** begin RECORDS FOR THIS EXERCISE **
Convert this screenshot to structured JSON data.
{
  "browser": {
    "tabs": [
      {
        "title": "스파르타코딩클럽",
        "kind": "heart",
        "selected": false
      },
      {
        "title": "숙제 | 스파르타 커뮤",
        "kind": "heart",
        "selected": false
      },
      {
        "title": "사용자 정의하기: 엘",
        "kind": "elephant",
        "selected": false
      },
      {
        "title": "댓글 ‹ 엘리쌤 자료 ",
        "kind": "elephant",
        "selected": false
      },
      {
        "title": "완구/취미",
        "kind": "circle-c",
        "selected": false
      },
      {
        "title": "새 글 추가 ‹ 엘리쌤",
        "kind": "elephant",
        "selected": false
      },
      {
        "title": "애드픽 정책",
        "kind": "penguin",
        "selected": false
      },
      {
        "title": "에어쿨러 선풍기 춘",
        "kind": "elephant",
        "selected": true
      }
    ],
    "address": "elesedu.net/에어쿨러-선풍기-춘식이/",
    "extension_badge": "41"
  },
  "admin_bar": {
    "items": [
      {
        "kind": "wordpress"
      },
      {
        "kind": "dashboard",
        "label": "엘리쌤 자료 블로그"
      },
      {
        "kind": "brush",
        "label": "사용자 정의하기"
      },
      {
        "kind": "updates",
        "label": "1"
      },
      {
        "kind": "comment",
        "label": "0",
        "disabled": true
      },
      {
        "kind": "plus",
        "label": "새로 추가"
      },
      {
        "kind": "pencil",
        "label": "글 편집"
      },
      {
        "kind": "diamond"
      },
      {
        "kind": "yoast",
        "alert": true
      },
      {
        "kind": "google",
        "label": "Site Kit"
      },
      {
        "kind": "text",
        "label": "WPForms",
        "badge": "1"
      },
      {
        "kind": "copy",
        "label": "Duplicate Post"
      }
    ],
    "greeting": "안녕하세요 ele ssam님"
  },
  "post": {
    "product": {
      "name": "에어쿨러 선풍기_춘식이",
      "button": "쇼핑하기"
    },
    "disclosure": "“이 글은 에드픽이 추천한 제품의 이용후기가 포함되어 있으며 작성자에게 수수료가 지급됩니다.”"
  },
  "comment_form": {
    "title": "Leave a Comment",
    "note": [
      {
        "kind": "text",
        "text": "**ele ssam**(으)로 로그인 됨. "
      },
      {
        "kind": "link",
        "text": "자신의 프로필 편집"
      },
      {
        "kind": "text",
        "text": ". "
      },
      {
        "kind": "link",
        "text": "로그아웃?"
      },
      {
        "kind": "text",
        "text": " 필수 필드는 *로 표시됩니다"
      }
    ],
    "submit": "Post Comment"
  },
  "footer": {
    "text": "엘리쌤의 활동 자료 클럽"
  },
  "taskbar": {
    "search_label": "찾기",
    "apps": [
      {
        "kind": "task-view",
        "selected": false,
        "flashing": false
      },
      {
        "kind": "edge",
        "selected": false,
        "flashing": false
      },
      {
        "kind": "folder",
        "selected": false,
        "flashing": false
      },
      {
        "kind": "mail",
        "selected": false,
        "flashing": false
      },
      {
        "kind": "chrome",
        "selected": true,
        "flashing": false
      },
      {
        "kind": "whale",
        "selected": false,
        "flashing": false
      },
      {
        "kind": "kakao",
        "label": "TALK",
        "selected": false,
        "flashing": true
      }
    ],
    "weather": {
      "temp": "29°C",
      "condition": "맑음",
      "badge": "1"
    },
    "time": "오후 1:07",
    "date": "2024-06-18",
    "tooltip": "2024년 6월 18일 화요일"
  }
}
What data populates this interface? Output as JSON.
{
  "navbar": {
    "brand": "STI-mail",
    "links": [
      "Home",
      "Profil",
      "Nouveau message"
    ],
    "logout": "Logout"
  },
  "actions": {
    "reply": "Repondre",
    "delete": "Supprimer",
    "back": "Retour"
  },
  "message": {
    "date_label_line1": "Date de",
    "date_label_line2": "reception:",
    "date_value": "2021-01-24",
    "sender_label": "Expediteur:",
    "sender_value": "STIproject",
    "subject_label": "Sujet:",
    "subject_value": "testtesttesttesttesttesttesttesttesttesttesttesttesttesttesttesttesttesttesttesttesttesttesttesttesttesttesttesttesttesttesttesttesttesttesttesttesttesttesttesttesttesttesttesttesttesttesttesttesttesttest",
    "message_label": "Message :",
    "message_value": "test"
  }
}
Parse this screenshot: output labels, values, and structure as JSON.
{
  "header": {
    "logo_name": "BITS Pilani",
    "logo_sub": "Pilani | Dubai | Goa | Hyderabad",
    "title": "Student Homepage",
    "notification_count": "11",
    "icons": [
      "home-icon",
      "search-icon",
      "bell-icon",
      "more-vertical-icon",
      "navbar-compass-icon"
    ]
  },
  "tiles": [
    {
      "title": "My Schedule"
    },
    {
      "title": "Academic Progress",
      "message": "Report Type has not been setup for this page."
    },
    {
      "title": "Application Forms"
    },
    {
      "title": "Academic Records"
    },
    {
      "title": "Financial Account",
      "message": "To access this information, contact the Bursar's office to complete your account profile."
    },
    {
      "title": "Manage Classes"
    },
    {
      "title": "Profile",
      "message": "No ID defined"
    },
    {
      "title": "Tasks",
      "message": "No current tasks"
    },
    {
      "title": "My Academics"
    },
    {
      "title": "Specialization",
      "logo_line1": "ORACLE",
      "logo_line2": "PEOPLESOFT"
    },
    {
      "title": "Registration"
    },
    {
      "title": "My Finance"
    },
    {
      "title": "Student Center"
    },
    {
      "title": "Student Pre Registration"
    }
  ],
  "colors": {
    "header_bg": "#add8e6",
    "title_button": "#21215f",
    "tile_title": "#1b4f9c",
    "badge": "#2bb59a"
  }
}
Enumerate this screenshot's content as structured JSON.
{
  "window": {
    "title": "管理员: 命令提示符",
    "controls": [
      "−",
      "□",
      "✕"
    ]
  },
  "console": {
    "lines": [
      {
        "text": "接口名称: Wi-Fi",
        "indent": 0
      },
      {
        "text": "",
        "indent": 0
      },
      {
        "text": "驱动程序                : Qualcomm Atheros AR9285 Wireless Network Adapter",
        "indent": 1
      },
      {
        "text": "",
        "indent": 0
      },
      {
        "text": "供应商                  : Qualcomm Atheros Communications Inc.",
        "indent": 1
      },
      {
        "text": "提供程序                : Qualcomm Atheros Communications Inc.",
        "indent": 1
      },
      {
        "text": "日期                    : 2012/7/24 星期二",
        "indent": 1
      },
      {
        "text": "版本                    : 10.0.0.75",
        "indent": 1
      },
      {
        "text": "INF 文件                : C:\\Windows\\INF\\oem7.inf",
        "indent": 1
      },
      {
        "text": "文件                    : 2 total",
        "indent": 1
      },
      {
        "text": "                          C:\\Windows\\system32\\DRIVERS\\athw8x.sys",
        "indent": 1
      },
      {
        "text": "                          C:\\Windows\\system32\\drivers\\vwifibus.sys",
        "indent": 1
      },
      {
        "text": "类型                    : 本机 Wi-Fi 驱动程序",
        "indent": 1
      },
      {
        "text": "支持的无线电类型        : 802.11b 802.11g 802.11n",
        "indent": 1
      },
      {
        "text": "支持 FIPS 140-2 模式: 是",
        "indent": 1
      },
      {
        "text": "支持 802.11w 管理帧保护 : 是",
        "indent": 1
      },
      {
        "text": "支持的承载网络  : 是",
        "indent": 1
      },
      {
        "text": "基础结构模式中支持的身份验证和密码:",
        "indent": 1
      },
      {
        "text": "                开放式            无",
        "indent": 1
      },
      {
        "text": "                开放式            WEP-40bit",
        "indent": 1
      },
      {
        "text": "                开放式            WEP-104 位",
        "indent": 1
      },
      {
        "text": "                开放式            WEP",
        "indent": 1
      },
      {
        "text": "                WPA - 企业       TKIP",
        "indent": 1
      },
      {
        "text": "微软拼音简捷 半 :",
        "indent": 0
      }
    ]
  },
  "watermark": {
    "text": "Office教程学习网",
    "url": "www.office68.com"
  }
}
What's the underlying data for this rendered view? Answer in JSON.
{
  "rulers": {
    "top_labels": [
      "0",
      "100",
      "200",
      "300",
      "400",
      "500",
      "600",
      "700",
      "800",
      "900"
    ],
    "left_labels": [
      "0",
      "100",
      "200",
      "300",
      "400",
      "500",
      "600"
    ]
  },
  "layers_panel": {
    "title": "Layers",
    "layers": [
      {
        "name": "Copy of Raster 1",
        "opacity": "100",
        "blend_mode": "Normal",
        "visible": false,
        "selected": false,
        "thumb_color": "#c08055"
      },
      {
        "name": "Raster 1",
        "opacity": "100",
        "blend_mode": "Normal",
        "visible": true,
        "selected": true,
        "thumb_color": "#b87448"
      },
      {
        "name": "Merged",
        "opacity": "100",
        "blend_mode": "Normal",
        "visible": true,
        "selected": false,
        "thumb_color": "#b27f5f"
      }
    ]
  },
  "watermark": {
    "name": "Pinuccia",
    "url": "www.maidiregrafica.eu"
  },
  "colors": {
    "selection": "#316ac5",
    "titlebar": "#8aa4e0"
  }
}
** end RECORDS FOR THIS EXERCISE **
--- EXERCISE AIM ---
From the line holding "What's the underlying" down to the final line above, quote every line exactly and only those lines.

--- ANSWER BELOW ---
What's the underlying data for this rendered view? Answer in JSON.
{
  "rulers": {
    "top_labels": [
      "0",
      "100",
      "200",
      "300",
      "400",
      "500",
      "600",
      "700",
      "800",
      "900"
    ],
    "left_labels": [
      "0",
      "100",
      "200",
      "300",
      "400",
      "500",
      "600"
    ]
  },
  "layers_panel": {
    "title": "Layers",
    "layers": [
      {
        "name": "Copy of Raster 1",
        "opacity": "100",
        "blend_mode": "Normal",
        "visible": false,
        "selected": false,
        "thumb_color": "#c08055"
      },
      {
        "name": "Raster 1",
        "opacity": "100",
        "blend_mode": "Normal",
        "visible": true,
        "selected": true,
        "thumb_color": "#b87448"
      },
      {
        "name": "Merged",
        "opacity": "100",
        "blend_mode": "Normal",
        "visible": true,
        "selected": false,
        "thumb_color": "#b27f5f"
      }
    ]
  },
  "watermark": {
    "name": "Pinuccia",
    "url": "www.maidiregrafica.eu"
  },
  "colors": {
    "selection": "#316ac5",
    "titlebar": "#8aa4e0"
  }
}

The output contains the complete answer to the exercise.